-- start --

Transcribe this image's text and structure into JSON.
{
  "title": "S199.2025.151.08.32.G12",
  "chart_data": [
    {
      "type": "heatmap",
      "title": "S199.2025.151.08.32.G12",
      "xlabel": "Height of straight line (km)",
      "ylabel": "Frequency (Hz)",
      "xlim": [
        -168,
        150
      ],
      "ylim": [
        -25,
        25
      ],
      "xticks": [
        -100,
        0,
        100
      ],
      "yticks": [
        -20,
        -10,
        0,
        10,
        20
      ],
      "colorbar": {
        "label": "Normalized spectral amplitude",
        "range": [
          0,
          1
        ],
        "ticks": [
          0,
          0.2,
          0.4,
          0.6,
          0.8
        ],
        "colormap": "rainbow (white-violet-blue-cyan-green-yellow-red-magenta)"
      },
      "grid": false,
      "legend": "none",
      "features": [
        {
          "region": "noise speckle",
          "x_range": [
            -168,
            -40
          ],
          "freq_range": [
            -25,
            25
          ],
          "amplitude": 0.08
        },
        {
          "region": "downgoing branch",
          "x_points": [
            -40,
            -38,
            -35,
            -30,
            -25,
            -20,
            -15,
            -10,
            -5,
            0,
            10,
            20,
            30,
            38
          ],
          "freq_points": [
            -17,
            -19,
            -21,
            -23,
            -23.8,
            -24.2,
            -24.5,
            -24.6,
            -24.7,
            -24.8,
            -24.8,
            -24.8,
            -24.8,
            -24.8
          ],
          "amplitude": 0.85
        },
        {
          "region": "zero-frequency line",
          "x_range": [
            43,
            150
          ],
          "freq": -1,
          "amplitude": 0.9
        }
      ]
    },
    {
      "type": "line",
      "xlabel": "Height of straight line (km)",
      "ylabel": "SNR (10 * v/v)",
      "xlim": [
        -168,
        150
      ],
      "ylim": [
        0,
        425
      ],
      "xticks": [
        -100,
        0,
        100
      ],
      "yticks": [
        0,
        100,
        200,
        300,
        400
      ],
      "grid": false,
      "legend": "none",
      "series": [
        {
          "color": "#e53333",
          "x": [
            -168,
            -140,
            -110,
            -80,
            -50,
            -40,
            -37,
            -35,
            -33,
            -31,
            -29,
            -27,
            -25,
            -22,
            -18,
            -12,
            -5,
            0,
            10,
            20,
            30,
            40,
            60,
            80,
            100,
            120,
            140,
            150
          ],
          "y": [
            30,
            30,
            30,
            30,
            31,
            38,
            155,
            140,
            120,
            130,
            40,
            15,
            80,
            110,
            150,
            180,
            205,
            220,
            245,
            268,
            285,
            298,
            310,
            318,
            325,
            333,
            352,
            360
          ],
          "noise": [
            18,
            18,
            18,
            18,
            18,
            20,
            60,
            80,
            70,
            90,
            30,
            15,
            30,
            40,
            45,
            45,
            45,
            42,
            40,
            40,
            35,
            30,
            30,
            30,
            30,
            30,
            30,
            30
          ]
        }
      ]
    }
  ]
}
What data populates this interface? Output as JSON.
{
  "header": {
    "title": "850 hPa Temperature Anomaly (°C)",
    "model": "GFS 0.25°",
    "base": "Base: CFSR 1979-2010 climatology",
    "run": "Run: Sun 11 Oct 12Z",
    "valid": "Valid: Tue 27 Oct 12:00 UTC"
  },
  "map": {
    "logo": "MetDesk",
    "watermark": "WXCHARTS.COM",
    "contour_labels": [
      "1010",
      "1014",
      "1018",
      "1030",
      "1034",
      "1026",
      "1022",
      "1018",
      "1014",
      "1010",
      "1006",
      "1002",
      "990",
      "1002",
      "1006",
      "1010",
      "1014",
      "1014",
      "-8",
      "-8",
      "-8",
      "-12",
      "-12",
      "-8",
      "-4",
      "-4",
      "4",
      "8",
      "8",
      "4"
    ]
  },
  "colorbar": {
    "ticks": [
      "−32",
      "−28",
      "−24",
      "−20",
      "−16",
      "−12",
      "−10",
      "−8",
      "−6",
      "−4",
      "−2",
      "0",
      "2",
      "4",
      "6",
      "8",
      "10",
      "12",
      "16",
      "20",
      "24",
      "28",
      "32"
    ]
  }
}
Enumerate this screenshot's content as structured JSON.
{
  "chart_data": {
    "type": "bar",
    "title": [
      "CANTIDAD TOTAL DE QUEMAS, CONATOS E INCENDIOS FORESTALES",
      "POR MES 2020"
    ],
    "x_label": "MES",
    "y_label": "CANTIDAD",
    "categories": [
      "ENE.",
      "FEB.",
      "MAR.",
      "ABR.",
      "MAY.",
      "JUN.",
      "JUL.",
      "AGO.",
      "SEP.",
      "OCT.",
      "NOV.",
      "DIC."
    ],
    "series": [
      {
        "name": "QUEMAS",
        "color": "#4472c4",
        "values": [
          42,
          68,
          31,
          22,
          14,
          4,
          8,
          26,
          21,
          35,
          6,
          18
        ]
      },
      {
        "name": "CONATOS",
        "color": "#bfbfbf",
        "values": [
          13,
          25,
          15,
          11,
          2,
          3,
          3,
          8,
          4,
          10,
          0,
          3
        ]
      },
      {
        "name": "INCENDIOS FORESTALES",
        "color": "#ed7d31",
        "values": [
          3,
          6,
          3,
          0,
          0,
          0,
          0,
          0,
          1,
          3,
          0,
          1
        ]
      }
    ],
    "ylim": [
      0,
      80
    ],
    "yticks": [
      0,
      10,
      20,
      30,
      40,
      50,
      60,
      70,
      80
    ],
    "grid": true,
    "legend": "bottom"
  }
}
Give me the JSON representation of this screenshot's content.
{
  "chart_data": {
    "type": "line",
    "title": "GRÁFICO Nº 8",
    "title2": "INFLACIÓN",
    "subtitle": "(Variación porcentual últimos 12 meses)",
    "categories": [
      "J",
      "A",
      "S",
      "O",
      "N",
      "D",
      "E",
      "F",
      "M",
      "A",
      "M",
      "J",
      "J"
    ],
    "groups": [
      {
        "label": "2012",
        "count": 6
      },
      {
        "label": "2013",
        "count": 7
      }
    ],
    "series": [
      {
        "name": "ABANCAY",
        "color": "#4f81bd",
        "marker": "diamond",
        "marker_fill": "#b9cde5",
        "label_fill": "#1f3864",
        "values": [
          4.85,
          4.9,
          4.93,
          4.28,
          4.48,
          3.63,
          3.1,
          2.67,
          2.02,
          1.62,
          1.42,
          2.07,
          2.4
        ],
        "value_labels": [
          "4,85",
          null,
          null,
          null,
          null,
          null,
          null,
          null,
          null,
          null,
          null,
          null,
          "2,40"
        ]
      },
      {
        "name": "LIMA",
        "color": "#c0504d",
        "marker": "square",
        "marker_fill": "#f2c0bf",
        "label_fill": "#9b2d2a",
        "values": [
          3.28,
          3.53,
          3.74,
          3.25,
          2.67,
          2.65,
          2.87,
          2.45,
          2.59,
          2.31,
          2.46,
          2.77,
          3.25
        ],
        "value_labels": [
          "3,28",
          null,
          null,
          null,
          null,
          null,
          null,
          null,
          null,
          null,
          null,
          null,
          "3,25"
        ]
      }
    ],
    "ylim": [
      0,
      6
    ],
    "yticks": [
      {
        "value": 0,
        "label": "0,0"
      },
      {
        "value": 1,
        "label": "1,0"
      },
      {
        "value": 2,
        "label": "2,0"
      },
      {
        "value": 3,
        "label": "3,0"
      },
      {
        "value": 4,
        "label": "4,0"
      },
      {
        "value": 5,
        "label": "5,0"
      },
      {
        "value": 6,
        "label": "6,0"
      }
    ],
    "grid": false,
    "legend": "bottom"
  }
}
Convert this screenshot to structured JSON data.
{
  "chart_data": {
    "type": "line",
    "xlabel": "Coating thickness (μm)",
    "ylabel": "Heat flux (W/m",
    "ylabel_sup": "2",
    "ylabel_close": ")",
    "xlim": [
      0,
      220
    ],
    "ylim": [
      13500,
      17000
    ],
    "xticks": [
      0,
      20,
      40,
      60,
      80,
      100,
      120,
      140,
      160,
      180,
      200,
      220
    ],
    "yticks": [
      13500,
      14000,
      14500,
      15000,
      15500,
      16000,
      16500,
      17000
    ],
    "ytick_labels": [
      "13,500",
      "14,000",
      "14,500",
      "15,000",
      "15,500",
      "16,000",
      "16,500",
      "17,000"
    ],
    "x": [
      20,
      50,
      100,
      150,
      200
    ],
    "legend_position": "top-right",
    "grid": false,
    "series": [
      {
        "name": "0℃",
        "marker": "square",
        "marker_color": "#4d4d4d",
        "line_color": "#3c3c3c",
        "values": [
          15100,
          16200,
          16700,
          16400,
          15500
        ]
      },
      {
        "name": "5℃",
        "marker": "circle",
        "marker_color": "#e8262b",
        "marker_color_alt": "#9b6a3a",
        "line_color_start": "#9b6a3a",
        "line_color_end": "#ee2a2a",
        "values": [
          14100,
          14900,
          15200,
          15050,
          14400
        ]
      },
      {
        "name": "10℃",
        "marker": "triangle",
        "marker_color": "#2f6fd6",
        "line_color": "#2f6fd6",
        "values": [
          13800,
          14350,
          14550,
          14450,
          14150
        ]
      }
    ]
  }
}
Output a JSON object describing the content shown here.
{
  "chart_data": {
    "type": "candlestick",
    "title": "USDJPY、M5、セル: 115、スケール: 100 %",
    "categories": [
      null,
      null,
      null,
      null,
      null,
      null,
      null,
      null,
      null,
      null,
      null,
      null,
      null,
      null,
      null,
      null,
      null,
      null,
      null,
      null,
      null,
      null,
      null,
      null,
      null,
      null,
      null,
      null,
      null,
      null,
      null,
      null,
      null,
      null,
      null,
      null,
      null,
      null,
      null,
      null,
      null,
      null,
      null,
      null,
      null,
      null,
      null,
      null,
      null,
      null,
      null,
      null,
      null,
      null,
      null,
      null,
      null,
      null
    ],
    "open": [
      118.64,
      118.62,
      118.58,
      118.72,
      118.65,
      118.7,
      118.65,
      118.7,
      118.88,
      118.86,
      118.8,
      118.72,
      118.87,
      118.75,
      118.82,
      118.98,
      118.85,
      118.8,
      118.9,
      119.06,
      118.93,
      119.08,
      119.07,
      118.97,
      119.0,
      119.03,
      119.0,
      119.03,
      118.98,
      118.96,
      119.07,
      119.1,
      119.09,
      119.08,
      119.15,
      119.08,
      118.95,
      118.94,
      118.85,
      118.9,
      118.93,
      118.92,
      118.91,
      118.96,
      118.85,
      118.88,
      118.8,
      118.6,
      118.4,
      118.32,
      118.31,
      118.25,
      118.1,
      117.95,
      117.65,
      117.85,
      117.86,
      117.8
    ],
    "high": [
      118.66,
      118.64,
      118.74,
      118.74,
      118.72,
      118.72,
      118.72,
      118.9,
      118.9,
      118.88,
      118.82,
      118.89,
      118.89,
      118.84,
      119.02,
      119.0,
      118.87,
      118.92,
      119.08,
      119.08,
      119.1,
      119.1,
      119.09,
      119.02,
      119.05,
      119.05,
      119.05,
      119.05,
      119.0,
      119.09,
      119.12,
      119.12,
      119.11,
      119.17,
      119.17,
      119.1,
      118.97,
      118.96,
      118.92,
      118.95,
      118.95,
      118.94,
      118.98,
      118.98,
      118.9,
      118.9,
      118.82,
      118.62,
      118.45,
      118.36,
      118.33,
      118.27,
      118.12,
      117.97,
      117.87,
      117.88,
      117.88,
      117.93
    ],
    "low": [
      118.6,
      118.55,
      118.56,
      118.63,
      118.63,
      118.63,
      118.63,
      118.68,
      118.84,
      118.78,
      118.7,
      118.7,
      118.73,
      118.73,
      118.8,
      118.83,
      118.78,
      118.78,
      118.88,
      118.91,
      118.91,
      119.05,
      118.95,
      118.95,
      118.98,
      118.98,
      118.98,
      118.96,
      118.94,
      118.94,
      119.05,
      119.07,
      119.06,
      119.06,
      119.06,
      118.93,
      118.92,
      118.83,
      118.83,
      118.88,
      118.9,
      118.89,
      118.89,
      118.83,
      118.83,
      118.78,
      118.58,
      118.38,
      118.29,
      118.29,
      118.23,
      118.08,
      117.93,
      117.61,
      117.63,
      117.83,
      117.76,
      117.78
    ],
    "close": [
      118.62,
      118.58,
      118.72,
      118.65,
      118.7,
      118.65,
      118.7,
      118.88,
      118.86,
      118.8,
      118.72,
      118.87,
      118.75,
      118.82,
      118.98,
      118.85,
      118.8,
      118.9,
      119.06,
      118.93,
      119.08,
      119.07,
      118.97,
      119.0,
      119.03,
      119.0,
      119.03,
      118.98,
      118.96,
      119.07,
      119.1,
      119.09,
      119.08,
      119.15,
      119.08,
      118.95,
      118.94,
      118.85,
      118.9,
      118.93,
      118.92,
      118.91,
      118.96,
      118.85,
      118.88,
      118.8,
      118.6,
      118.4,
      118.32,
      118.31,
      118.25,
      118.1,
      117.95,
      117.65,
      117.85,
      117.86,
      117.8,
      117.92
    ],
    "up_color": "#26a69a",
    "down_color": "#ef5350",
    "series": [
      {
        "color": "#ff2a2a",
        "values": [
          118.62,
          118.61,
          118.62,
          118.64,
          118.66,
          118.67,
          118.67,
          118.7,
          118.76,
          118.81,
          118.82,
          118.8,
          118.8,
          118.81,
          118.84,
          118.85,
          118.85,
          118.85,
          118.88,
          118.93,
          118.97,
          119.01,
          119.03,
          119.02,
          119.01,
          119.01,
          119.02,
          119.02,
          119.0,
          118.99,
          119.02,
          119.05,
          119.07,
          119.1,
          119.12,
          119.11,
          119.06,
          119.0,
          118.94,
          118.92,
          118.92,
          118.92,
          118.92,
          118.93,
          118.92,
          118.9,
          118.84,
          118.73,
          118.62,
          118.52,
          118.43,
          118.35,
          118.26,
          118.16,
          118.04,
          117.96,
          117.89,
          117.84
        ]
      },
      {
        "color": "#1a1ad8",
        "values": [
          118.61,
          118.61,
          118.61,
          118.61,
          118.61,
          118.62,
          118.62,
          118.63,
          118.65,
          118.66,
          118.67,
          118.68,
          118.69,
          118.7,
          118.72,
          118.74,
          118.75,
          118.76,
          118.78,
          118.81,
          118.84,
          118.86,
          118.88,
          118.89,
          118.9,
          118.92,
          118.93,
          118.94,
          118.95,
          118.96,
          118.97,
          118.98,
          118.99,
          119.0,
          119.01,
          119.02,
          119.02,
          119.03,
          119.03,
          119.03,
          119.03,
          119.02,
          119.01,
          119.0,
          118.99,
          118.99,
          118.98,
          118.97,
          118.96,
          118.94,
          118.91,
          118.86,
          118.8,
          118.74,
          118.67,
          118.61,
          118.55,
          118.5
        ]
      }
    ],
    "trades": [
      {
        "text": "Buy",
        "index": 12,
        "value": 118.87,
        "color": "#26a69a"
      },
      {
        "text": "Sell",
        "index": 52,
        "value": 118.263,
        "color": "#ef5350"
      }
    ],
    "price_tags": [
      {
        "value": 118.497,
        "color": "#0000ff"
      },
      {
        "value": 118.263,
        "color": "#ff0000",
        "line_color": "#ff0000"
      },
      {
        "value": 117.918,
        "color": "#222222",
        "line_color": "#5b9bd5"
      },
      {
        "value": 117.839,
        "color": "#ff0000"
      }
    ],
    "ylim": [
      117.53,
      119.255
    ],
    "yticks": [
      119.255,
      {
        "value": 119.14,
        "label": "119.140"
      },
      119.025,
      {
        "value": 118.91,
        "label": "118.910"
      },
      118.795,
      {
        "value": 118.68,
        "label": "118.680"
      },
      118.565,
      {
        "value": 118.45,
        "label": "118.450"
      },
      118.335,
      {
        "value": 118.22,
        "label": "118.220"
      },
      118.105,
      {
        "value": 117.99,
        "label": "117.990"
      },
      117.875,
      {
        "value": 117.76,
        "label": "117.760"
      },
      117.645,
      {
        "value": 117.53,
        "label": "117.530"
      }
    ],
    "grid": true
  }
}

-- end --

Count how many lines above carry the word "amplitude". Only the number is required.

:: Answer to this exercise ::
4